## PROMPT
Your task is to print all of the material verbatim.

## PROVIDED RECORDS
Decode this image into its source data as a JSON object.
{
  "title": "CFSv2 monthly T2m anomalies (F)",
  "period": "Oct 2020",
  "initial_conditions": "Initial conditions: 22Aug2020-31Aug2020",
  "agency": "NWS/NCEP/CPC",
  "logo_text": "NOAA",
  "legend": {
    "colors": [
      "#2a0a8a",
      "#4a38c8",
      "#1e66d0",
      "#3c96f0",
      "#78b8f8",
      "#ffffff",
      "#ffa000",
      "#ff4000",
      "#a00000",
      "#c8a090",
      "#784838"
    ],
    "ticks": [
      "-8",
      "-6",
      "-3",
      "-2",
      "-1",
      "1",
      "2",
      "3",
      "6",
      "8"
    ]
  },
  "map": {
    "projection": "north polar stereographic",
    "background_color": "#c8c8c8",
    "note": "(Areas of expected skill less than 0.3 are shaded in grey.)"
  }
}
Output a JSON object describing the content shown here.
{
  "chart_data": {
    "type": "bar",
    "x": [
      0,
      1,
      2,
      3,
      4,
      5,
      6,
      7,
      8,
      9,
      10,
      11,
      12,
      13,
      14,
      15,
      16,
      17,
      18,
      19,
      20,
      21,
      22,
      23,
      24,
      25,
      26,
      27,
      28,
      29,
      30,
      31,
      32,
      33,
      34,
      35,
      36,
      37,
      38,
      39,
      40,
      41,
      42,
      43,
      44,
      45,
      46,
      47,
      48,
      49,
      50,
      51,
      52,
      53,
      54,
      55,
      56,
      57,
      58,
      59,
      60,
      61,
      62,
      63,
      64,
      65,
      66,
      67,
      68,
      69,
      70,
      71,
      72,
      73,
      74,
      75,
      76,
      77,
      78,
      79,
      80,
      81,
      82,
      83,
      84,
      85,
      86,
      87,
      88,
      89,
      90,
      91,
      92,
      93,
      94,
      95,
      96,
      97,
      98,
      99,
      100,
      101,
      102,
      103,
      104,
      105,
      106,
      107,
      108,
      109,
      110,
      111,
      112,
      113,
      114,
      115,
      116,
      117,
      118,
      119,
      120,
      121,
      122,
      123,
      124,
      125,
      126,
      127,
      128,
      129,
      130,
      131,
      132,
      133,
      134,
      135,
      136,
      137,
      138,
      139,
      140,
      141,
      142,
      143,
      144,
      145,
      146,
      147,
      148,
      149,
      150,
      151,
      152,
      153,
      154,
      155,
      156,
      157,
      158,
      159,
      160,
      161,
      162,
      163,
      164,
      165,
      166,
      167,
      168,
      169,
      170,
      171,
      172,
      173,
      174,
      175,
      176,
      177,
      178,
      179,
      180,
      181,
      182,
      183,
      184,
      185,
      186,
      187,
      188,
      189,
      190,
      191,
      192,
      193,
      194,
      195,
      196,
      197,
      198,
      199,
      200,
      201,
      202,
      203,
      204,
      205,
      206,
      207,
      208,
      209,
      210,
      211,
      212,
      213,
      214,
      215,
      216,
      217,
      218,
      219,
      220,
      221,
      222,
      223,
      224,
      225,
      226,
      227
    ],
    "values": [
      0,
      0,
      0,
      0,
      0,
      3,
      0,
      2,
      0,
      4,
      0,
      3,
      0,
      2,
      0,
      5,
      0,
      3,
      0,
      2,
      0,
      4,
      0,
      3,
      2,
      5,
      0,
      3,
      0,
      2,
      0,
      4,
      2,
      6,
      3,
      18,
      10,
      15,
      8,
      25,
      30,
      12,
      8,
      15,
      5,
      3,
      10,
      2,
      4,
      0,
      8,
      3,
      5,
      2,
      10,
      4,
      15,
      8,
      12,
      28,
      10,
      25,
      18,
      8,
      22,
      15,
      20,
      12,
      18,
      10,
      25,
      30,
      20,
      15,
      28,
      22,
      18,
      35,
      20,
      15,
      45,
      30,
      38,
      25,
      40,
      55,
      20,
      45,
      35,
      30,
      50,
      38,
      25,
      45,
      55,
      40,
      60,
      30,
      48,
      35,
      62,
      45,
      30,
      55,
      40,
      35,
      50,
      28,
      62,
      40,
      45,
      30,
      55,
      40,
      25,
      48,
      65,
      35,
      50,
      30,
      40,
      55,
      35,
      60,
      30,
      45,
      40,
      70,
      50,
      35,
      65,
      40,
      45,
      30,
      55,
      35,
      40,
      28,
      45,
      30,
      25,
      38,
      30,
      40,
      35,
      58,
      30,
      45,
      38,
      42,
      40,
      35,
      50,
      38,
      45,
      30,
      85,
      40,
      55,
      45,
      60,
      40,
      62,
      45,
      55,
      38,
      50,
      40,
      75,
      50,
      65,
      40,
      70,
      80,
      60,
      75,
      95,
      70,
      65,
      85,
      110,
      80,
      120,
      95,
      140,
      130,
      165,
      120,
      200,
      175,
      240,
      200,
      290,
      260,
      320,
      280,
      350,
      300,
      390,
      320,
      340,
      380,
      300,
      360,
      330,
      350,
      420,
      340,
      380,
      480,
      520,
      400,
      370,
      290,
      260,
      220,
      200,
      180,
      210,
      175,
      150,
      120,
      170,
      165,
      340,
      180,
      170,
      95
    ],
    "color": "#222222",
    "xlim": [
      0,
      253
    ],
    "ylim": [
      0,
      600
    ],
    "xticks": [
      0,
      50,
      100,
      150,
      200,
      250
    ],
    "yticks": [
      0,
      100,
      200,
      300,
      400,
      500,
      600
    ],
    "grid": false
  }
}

## OUTPUT
Decode this image into its source data as a JSON object.
{
  "title": "CFSv2 monthly T2m anomalies (F)",
  "period": "Oct 2020",
  "initial_conditions": "Initial conditions: 22Aug2020-31Aug2020",
  "agency": "NWS/NCEP/CPC",
  "logo_text": "NOAA",
  "legend": {
    "colors": [
      "#2a0a8a",
      "#4a38c8",
      "#1e66d0",
      "#3c96f0",
      "#78b8f8",
      "#ffffff",
      "#ffa000",
      "#ff4000",
      "#a00000",
      "#c8a090",
      "#784838"
    ],
    "ticks": [
      "-8",
      "-6",
      "-3",
      "-2",
      "-1",
      "1",
      "2",
      "3",
      "6",
      "8"
    ]
  },
  "map": {
    "projection": "north polar stereographic",
    "background_color": "#c8c8c8",
    "note": "(Areas of expected skill less than 0.3 are shaded in grey.)"
  }
}
Output a JSON object describing the content shown here.
{
  "chart_data": {
    "type": "bar",
    "x": [
      0,
      1,
      2,
      3,
      4,
      5,
      6,
      7,
      8,
      9,
      10,
      11,
      12,
      13,
      14,
      15,
      16,
      17,
      18,
      19,
      20,
      21,
      22,
      23,
      24,
      25,
      26,
      27,
      28,
      29,
      30,
      31,
      32,
      33,
      34,
      35,
      36,
      37,
      38,
      39,
      40,
      41,
      42,
      43,
      44,
      45,
      46,
      47,
      48,
      49,
      50,
      51,
      52,
      53,
      54,
      55,
      56,
      57,
      58,
      59,
      60,
      61,
      62,
      63,
      64,
      65,
      66,
      67,
      68,
      69,
      70,
      71,
      72,
      73,
      74,
      75,
      76,
      77,
      78,
      79,
      80,
      81,
      82,
      83,
      84,
      85,
      86,
      87,
      88,
      89,
      90,
      91,
      92,
      93,
      94,
      95,
      96,
      97,
      98,
      99,
      100,
      101,
      102,
      103,
      104,
      105,
      106,
      107,
      108,
      109,
      110,
      111,
      112,
      113,
      114,
      115,
      116,
      117,
      118,
      119,
      120,
      121,
      122,
      123,
      124,
      125,
      126,
      127,
      128,
      129,
      130,
      131,
      132,
      133,
      134,
      135,
      136,
      137,
      138,
      139,
      140,
      141,
      142,
      143,
      144,
      145,
      146,
      147,
      148,
      149,
      150,
      151,
      152,
      153,
      154,
      155,
      156,
      157,
      158,
      159,
      160,
      161,
      162,
      163,
      164,
      165,
      166,
      167,
      168,
      169,
      170,
      171,
      172,
      173,
      174,
      175,
      176,
      177,
      178,
      179,
      180,
      181,
      182,
      183,
      184,
      185,
      186,
      187,
      188,
      189,
      190,
      191,
      192,
      193,
      194,
      195,
      196,
      197,
      198,
      199,
      200,
      201,
      202,
      203,
      204,
      205,
      206,
      207,
      208,
      209,
      210,
      211,
      212,
      213,
      214,
      215,
      216,
      217,
      218,
      219,
      220,
      221,
      222,
      223,
      224,
      225,
      226,
      227
    ],
    "values": [
      0,
      0,
      0,
      0,
      0,
      3,
      0,
      2,
      0,
      4,
      0,
      3,
      0,
      2,
      0,
      5,
      0,
      3,
      0,
      2,
      0,
      4,
      0,
      3,
      2,
      5,
      0,
      3,
      0,
      2,
      0,
      4,
      2,
      6,
      3,
      18,
      10,
      15,
      8,
      25,
      30,
      12,
      8,
      15,
      5,
      3,
      10,
      2,
      4,
      0,
      8,
      3,
      5,
      2,
      10,
      4,
      15,
      8,
      12,
      28,
      10,
      25,
      18,
      8,
      22,
      15,
      20,
      12,
      18,
      10,
      25,
      30,
      20,
      15,
      28,
      22,
      18,
      35,
      20,
      15,
      45,
      30,
      38,
      25,
      40,
      55,
      20,
      45,
      35,
      30,
      50,
      38,
      25,
      45,
      55,
      40,
      60,
      30,
      48,
      35,
      62,
      45,
      30,
      55,
      40,
      35,
      50,
      28,
      62,
      40,
      45,
      30,
      55,
      40,
      25,
      48,
      65,
      35,
      50,
      30,
      40,
      55,
      35,
      60,
      30,
      45,
      40,
      70,
      50,
      35,
      65,
      40,
      45,
      30,
      55,
      35,
      40,
      28,
      45,
      30,
      25,
      38,
      30,
      40,
      35,
      58,
      30,
      45,
      38,
      42,
      40,
      35,
      50,
      38,
      45,
      30,
      85,
      40,
      55,
      45,
      60,
      40,
      62,
      45,
      55,
      38,
      50,
      40,
      75,
      50,
      65,
      40,
      70,
      80,
      60,
      75,
      95,
      70,
      65,
      85,
      110,
      80,
      120,
      95,
      140,
      130,
      165,
      120,
      200,
      175,
      240,
      200,
      290,
      260,
      320,
      280,
      350,
      300,
      390,
      320,
      340,
      380,
      300,
      360,
      330,
      350,
      420,
      340,
      380,
      480,
      520,
      400,
      370,
      290,
      260,
      220,
      200,
      180,
      210,
      175,
      150,
      120,
      170,
      165,
      340,
      180,
      170,
      95
    ],
    "color": "#222222",
    "xlim": [
      0,
      253
    ],
    "ylim": [
      0,
      600
    ],
    "xticks": [
      0,
      50,
      100,
      150,
      200,
      250
    ],
    "yticks": [
      0,
      100,
      200,
      300,
      400,
      500,
      600
    ],
    "grid": false
  }
}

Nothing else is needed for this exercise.